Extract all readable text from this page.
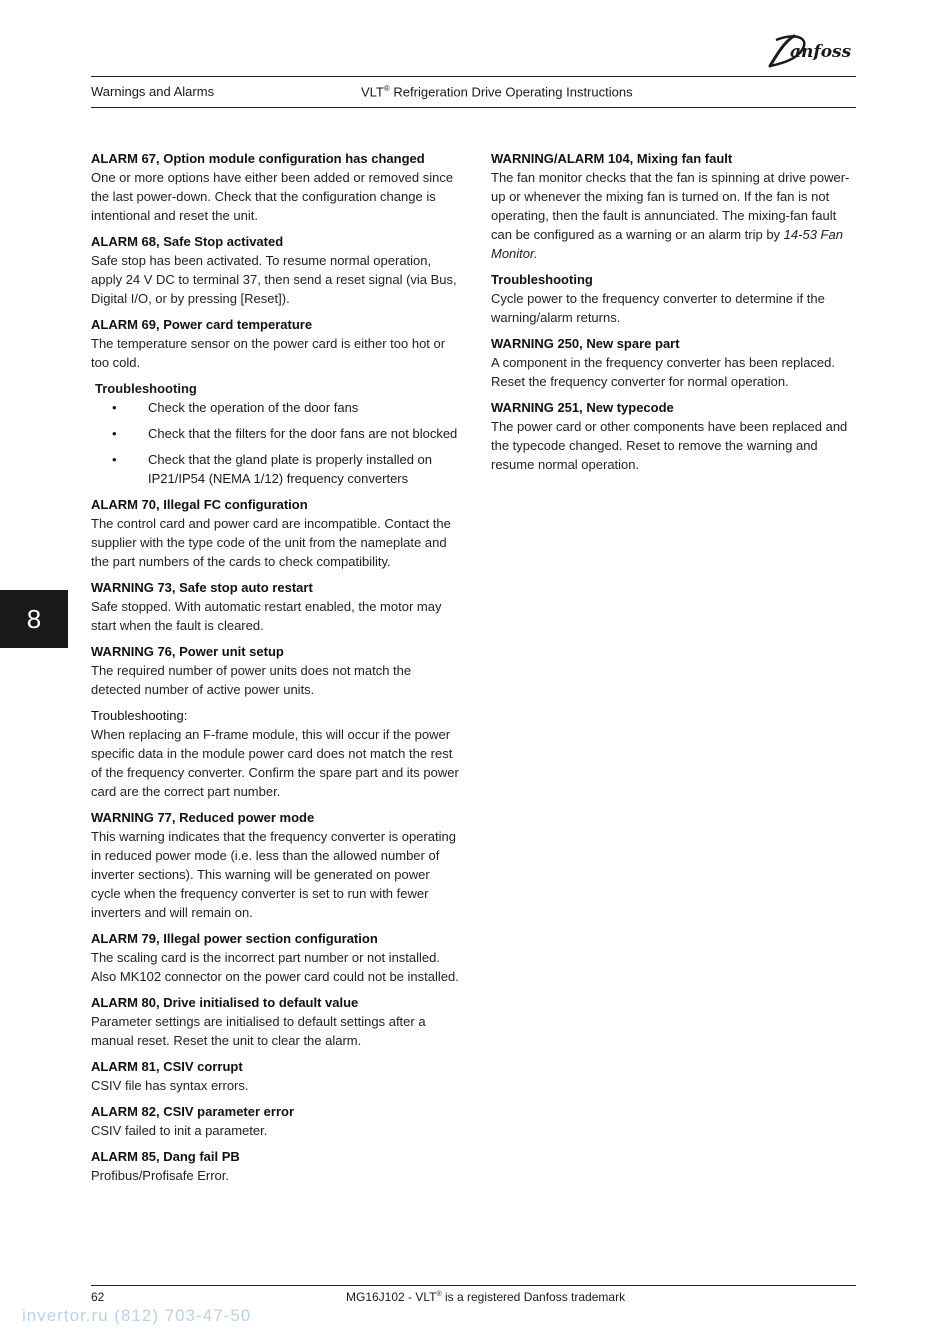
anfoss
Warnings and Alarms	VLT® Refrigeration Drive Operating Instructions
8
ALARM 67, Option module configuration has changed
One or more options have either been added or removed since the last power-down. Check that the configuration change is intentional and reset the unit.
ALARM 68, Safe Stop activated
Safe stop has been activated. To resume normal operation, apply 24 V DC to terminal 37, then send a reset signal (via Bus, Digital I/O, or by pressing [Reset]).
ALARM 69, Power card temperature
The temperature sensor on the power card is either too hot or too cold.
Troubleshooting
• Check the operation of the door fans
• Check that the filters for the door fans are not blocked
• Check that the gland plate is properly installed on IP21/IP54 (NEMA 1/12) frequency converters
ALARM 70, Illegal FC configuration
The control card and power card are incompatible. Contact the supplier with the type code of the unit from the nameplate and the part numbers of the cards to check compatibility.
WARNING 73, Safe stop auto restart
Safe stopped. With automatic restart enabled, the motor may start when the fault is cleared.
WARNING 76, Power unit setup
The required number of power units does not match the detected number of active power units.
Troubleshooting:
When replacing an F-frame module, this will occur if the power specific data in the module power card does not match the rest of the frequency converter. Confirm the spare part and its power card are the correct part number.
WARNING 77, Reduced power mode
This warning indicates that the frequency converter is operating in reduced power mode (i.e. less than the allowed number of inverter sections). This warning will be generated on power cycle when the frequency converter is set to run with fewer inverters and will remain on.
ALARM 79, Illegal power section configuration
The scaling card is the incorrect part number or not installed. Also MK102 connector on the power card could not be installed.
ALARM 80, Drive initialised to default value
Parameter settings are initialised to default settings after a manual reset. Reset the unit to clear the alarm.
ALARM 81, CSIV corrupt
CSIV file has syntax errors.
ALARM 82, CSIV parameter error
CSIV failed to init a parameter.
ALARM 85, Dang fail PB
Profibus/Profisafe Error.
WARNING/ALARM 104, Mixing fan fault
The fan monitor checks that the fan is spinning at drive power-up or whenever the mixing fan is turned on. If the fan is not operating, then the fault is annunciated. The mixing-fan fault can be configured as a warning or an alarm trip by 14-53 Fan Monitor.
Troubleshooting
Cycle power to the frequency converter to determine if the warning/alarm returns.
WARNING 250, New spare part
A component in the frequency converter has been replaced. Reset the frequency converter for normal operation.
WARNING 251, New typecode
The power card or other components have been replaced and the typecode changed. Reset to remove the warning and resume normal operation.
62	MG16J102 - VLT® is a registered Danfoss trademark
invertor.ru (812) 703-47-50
————————
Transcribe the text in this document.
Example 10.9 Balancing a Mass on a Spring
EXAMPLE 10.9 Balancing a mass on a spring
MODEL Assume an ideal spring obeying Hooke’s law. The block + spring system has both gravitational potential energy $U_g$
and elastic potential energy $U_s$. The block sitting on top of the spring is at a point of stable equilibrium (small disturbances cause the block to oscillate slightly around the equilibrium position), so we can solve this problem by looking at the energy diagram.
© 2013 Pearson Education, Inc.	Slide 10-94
————————
● **REQUIRED WORK**
Read through the lines above and collect those that contain the string "initialised".

● **THE RESPONSE**
ALARM 80, Drive initialised to default value
Parameter settings are initialised to default settings after a manual reset. Reset the unit to clear the alarm.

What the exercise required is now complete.